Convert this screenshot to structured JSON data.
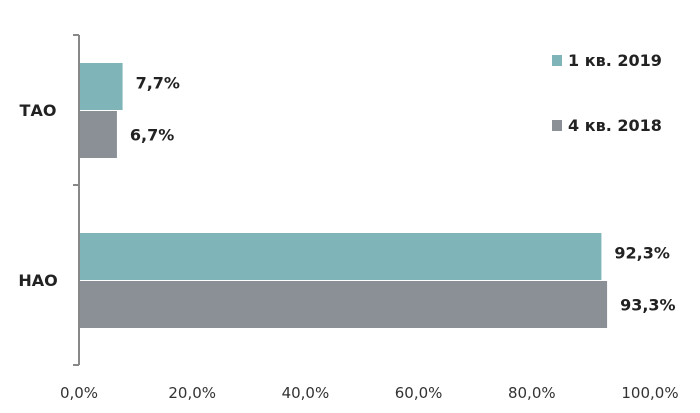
{
  "chart_data": {
    "type": "bar",
    "orientation": "horizontal",
    "categories": [
      "ТАО",
      "НАО"
    ],
    "series": [
      {
        "name": "1 кв. 2019",
        "values": [
          7.7,
          92.3
        ],
        "labels": [
          "7,7%",
          "92,3%"
        ],
        "color": "#7fb5b8"
      },
      {
        "name": "4 кв. 2018",
        "values": [
          6.7,
          93.3
        ],
        "labels": [
          "6,7%",
          "93,3%"
        ],
        "color": "#8a9095"
      }
    ],
    "xlim": [
      0,
      100
    ],
    "xticks": [
      0,
      20,
      40,
      60,
      80,
      100
    ],
    "xtick_labels": [
      "0,0%",
      "20,0%",
      "40,0%",
      "60,0%",
      "80,0%",
      "100,0%"
    ],
    "grid": false,
    "legend_position": "right",
    "title": "",
    "xlabel": "",
    "ylabel": ""
  }
}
· · · · · · ·
- Set problem: Reproduce the whole listing above word for word, but not its pictures.

- Answer:
Convert this screenshot to structured JSON data.
{
  "chart_data": {
    "type": "bar",
    "orientation": "horizontal",
    "categories": [
      "ТАО",
      "НАО"
    ],
    "series": [
      {
        "name": "1 кв. 2019",
        "values": [
          7.7,
          92.3
        ],
        "labels": [
          "7,7%",
          "92,3%"
        ],
        "color": "#7fb5b8"
      },
      {
        "name": "4 кв. 2018",
        "values": [
          6.7,
          93.3
        ],
        "labels": [
          "6,7%",
          "93,3%"
        ],
        "color": "#8a9095"
      }
    ],
    "xlim": [
      0,
      100
    ],
    "xticks": [
      0,
      20,
      40,
      60,
      80,
      100
    ],
    "xtick_labels": [
      "0,0%",
      "20,0%",
      "40,0%",
      "60,0%",
      "80,0%",
      "100,0%"
    ],
    "grid": false,
    "legend_position": "right",
    "title": "",
    "xlabel": "",
    "ylabel": ""
  }
}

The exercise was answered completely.